* _RECORDS FOR THE EXERCISE_:
━━━━━━━━━━━━━━━━
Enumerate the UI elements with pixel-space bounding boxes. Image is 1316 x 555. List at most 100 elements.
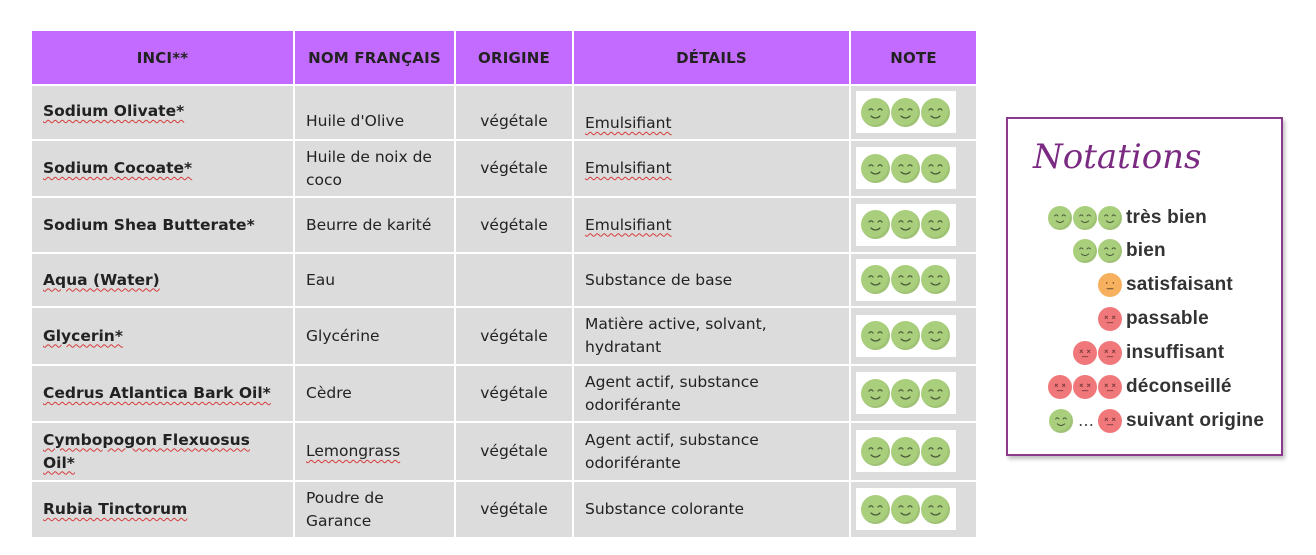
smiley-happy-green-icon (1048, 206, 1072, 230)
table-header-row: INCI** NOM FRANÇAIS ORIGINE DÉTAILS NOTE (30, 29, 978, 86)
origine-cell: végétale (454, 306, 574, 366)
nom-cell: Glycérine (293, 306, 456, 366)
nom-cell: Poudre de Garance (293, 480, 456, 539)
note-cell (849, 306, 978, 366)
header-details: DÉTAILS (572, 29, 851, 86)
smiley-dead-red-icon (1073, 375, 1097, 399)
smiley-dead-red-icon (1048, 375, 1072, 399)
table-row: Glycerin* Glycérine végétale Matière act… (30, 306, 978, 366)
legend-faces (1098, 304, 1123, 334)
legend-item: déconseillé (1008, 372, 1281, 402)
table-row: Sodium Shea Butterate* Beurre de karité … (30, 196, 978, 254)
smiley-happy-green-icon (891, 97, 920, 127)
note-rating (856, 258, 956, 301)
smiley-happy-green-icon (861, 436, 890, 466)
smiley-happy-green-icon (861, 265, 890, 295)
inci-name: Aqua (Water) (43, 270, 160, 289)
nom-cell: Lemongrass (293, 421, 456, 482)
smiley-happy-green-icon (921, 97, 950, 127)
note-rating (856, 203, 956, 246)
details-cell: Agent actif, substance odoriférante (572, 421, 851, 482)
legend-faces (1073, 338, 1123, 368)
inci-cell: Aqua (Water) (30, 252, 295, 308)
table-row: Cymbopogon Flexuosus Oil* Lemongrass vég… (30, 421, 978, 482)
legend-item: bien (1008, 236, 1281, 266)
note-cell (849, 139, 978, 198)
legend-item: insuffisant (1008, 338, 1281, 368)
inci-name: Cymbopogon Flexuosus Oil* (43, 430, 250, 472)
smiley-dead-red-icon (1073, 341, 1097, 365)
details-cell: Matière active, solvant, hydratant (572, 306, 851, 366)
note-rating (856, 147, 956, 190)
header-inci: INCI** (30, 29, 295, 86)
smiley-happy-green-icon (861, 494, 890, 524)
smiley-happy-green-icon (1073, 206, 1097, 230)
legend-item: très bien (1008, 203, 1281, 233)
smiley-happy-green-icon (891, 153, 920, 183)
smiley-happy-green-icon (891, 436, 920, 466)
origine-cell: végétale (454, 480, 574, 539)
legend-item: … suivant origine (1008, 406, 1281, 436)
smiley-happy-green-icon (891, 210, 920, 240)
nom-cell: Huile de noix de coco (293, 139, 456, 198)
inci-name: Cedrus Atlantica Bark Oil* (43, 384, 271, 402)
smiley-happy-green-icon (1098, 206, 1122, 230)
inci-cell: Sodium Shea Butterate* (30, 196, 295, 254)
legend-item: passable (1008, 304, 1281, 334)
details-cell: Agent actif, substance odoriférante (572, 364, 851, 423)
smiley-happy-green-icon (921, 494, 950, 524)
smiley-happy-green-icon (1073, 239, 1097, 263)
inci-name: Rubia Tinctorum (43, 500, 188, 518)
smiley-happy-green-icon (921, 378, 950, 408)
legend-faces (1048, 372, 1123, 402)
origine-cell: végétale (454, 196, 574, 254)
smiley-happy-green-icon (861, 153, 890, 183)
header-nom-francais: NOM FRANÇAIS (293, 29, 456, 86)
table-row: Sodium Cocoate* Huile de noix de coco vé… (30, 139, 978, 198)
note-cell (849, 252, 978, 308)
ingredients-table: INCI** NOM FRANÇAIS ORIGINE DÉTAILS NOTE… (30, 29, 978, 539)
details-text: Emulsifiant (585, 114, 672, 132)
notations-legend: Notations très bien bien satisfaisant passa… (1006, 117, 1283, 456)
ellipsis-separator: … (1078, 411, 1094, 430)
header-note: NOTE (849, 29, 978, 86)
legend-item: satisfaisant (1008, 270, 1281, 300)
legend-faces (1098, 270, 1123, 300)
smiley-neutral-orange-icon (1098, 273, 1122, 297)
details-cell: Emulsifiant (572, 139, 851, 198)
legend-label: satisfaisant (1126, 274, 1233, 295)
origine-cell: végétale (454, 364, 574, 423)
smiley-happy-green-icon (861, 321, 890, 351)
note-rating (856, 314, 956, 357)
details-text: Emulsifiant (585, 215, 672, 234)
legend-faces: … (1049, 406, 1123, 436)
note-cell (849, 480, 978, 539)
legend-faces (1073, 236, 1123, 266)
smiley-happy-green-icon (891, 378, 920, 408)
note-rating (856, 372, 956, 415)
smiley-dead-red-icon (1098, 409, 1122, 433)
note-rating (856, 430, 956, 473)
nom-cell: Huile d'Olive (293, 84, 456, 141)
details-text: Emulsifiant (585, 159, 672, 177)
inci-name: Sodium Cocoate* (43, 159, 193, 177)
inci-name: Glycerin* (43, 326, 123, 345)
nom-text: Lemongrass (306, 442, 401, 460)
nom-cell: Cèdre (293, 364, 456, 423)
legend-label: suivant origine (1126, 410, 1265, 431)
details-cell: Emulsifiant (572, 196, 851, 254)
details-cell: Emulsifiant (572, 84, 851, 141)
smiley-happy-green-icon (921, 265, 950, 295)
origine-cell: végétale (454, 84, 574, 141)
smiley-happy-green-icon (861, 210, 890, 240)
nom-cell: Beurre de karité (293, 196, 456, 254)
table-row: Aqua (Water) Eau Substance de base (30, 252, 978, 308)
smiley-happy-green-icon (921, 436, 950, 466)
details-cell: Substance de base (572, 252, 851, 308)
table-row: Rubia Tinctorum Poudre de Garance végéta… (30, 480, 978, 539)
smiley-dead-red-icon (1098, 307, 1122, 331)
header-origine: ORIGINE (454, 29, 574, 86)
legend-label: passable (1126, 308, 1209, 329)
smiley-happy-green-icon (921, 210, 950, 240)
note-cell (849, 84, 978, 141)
━━━━━━━━━━━━━━━━
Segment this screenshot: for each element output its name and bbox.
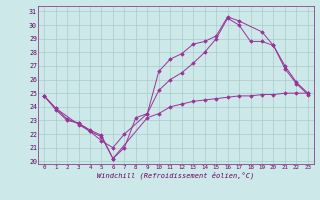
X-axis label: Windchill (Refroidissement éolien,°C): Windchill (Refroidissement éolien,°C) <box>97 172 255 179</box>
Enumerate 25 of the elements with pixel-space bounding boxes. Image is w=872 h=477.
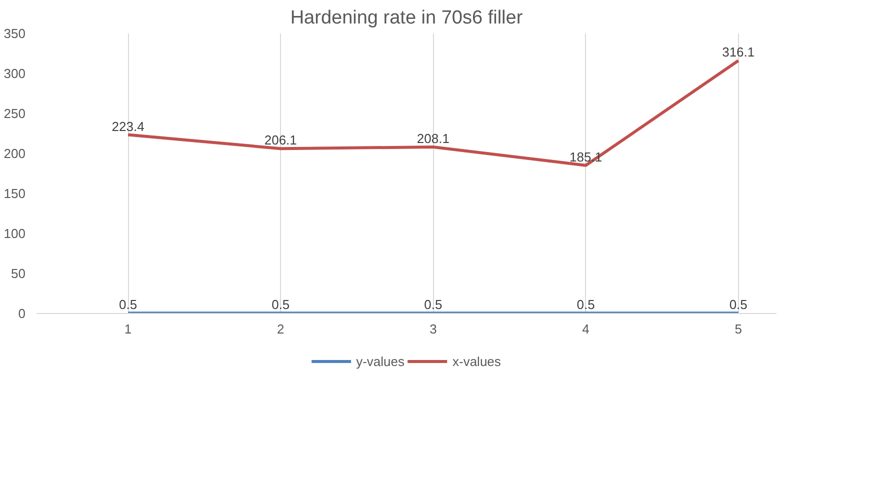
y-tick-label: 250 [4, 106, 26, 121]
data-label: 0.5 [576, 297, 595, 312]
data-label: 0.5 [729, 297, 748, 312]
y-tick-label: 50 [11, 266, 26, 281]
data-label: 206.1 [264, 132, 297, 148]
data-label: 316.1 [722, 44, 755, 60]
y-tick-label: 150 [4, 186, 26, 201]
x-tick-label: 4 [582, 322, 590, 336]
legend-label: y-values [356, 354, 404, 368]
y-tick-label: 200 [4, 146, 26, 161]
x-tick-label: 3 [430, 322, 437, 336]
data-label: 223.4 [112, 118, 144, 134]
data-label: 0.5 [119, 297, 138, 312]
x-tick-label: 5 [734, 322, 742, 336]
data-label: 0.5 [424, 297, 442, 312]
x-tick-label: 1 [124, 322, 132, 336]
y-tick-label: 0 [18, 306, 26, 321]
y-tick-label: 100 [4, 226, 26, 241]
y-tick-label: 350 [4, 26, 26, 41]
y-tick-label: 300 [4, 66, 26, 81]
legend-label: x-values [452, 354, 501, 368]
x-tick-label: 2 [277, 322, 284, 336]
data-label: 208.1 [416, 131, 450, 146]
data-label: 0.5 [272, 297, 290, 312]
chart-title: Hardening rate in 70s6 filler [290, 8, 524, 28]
━━━━━━━━━━━━━━━━
* _WHAT THE EXERCISE ASKS_: Transcribe the part of the lines that opens with the line containing "Segment this screenshot: for" and closes with the line containing "Enumerate 25 of", both included, leaving the pictures out of your answer.

* _OUTPUT OF THE EXERCISE_:
Segment this screenshot: for each element output its name and bbox.
X-axis label: Windchill (Refroidissement éolien,°C): Windchill (Refroidissement éolien,°C) <box>97 172 255 179</box>
Enumerate 25 of the elements with pixel-space bounding boxes. Image is w=872 h=477.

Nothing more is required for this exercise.